■ TASK REQUIREMENTS: For the entries that follow, state how many lines include the word "servants", giving the number and nothing else.

■ INPUT:
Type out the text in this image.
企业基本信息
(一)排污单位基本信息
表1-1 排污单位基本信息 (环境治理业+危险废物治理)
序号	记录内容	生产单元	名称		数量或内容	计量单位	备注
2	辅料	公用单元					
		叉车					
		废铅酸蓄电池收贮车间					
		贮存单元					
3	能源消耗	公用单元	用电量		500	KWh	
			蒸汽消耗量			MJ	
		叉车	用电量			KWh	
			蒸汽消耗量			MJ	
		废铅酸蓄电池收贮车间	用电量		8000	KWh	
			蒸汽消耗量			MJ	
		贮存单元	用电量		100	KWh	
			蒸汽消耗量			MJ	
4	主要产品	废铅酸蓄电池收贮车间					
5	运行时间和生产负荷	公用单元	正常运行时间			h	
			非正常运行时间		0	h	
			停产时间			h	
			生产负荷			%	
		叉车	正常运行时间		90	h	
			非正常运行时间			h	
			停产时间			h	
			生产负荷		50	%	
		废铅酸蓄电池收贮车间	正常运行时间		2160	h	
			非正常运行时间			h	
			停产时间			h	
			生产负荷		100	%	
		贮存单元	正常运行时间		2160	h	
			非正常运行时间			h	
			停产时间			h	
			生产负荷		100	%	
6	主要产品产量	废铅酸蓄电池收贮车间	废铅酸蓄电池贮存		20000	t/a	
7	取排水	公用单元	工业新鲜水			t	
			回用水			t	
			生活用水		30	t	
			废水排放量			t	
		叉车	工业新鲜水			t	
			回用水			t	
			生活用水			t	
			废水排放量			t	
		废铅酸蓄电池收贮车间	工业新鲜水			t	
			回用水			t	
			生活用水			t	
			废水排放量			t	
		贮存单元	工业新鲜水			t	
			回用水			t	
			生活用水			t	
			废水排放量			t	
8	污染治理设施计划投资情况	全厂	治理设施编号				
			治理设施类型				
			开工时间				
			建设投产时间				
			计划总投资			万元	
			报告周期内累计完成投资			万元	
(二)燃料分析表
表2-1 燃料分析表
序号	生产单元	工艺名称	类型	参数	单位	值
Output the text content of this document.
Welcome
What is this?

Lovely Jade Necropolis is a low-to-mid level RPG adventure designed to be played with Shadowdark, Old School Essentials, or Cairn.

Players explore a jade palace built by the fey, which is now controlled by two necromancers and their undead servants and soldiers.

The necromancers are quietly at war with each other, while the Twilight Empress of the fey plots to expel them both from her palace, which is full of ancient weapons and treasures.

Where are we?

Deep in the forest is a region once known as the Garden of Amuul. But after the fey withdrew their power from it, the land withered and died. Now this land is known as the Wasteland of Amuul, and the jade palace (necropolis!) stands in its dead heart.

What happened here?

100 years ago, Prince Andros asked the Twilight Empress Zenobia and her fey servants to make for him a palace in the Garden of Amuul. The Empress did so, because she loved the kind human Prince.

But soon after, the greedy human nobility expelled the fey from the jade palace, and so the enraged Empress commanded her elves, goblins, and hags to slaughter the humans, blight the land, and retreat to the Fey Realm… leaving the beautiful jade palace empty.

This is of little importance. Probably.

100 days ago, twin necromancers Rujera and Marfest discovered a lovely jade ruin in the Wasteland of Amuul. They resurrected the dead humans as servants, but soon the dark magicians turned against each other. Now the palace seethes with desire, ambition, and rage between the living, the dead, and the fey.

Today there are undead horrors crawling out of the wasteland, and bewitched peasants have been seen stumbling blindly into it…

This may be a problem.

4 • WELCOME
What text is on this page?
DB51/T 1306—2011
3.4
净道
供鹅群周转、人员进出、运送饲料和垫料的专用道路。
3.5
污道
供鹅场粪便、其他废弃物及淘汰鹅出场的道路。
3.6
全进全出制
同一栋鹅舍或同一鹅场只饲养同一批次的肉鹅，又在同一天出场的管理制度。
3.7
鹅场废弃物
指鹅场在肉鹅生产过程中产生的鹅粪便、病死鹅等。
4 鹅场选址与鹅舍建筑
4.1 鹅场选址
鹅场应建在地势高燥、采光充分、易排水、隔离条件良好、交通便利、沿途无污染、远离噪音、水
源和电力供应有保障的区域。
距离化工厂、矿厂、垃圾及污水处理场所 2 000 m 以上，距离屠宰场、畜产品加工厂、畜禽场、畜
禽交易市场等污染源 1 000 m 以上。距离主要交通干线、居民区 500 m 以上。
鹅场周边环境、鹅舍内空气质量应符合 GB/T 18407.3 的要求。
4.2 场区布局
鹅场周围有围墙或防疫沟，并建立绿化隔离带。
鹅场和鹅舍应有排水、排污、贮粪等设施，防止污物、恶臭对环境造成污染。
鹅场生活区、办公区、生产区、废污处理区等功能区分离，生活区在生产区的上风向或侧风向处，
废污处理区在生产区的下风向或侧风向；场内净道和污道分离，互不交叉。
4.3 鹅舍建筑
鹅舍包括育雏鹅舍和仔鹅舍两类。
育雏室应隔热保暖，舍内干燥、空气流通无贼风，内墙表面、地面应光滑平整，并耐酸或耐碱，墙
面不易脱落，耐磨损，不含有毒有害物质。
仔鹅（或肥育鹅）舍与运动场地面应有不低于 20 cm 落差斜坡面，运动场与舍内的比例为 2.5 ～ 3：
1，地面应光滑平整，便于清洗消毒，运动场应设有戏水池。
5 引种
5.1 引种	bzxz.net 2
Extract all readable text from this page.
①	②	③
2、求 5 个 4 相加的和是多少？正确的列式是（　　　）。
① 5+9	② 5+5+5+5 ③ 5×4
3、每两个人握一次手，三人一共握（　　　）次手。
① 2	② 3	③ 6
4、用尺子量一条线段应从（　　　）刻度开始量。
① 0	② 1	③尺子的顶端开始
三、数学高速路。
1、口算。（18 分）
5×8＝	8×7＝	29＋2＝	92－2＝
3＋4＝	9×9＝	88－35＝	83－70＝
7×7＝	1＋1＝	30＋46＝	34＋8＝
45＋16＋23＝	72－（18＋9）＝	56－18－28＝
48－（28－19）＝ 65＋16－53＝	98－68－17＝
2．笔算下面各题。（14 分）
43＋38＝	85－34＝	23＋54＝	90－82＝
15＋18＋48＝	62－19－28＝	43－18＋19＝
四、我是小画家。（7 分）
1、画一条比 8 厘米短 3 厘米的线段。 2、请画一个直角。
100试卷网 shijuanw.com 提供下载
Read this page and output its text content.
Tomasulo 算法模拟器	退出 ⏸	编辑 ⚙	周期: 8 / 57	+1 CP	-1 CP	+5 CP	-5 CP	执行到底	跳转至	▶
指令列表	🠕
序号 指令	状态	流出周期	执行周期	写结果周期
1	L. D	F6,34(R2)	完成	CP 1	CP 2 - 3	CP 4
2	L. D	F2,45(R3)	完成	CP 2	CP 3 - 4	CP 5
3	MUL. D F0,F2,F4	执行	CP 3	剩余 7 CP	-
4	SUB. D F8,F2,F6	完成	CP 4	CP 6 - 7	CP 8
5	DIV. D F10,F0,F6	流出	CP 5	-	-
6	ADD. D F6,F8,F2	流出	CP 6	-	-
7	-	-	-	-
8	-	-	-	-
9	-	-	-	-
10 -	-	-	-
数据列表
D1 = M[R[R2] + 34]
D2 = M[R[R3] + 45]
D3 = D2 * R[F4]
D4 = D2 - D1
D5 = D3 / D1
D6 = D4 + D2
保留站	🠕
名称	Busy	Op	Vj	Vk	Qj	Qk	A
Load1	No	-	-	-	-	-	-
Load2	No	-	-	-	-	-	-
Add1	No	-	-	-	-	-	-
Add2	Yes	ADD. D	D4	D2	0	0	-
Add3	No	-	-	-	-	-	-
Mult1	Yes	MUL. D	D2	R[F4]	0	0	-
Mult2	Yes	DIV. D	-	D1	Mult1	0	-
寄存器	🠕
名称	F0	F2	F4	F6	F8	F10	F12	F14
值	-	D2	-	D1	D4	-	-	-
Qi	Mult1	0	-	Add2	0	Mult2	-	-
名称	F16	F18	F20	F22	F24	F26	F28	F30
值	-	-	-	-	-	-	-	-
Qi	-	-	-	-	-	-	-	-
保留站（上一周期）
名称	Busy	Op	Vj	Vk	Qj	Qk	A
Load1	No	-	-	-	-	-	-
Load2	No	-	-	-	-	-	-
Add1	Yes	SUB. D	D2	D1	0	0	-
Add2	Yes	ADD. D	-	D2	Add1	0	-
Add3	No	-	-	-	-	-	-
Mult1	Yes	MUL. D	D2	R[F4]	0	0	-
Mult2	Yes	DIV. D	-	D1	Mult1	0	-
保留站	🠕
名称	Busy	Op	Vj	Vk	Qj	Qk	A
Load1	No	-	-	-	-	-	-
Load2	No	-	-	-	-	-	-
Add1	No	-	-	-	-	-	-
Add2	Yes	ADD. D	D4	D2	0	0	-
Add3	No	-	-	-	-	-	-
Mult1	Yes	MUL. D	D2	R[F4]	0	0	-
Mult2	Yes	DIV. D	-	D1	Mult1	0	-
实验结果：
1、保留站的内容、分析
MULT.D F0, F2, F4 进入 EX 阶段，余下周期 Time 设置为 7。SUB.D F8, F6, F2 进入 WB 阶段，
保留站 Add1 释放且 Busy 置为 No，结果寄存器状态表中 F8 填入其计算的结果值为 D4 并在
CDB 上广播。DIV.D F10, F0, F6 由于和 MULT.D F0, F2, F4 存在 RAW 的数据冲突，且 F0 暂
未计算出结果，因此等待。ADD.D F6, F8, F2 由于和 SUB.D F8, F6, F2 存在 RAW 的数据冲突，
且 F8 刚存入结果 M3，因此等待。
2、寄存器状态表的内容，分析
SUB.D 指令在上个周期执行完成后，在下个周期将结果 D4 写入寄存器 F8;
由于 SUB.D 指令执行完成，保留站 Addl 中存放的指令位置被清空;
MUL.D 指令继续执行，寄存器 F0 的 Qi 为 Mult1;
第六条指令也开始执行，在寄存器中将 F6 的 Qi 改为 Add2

■ RESPONSE TO THE EXERCISE: 3